▶ [WHAT YOU SHOULD DO]
Return a copy of each line that holds the string "HEIC".

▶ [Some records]

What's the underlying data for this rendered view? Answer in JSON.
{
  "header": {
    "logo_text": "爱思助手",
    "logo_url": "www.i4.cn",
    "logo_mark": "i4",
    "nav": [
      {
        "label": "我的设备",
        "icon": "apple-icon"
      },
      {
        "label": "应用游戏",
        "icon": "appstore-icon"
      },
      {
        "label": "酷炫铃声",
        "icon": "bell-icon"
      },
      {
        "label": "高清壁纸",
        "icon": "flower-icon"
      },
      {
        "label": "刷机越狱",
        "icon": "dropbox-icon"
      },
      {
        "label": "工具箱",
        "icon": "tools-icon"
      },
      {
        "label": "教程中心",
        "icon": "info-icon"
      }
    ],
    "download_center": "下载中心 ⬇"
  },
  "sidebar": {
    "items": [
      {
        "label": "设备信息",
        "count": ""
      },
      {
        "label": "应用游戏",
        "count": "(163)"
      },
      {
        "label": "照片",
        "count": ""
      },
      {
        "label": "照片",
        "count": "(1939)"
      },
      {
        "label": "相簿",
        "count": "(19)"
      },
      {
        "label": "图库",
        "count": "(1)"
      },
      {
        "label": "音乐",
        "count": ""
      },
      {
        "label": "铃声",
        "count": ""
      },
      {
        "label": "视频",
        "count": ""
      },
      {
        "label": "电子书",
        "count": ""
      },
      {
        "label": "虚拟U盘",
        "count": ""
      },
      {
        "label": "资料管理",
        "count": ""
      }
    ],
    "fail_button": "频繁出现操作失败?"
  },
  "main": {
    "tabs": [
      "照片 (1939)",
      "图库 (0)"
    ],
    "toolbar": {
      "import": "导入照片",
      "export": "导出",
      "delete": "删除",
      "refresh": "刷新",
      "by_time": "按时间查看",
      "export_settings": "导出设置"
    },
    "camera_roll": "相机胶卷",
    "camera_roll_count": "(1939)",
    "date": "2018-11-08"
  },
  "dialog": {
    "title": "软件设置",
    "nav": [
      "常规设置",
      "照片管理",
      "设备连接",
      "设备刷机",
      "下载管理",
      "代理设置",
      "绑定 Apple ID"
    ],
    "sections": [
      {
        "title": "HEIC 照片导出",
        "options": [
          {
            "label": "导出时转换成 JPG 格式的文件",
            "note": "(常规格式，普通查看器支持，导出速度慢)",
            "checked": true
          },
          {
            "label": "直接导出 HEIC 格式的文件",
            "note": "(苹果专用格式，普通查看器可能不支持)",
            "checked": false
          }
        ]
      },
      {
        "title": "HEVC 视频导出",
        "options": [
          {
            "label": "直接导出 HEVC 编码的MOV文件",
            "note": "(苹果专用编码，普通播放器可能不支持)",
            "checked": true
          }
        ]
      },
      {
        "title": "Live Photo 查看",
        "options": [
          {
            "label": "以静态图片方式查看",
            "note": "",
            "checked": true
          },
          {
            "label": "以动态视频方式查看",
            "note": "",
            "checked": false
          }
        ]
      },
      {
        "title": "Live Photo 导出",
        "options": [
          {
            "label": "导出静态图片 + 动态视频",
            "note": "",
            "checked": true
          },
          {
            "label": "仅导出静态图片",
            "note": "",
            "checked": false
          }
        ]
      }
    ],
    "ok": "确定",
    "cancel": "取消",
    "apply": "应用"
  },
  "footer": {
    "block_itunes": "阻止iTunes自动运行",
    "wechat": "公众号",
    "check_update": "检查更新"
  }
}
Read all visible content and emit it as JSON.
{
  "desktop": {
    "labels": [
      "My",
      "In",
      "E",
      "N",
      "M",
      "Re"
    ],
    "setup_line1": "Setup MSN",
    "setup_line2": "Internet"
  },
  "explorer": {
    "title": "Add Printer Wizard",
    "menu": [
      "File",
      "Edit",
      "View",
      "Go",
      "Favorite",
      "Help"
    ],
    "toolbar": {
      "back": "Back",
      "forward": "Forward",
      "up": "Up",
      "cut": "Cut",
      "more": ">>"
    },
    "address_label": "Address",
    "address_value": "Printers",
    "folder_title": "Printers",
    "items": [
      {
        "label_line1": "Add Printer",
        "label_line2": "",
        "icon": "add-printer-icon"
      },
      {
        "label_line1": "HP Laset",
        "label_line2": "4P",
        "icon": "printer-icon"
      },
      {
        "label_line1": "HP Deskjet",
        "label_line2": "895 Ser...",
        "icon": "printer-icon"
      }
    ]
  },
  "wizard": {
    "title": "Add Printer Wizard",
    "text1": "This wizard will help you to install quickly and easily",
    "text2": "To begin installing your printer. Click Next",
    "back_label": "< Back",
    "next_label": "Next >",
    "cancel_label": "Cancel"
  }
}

▶ [SOLVED PROBLEM]
        "title": "HEIC 照片导出",
            "label": "直接导出 HEIC 格式的文件",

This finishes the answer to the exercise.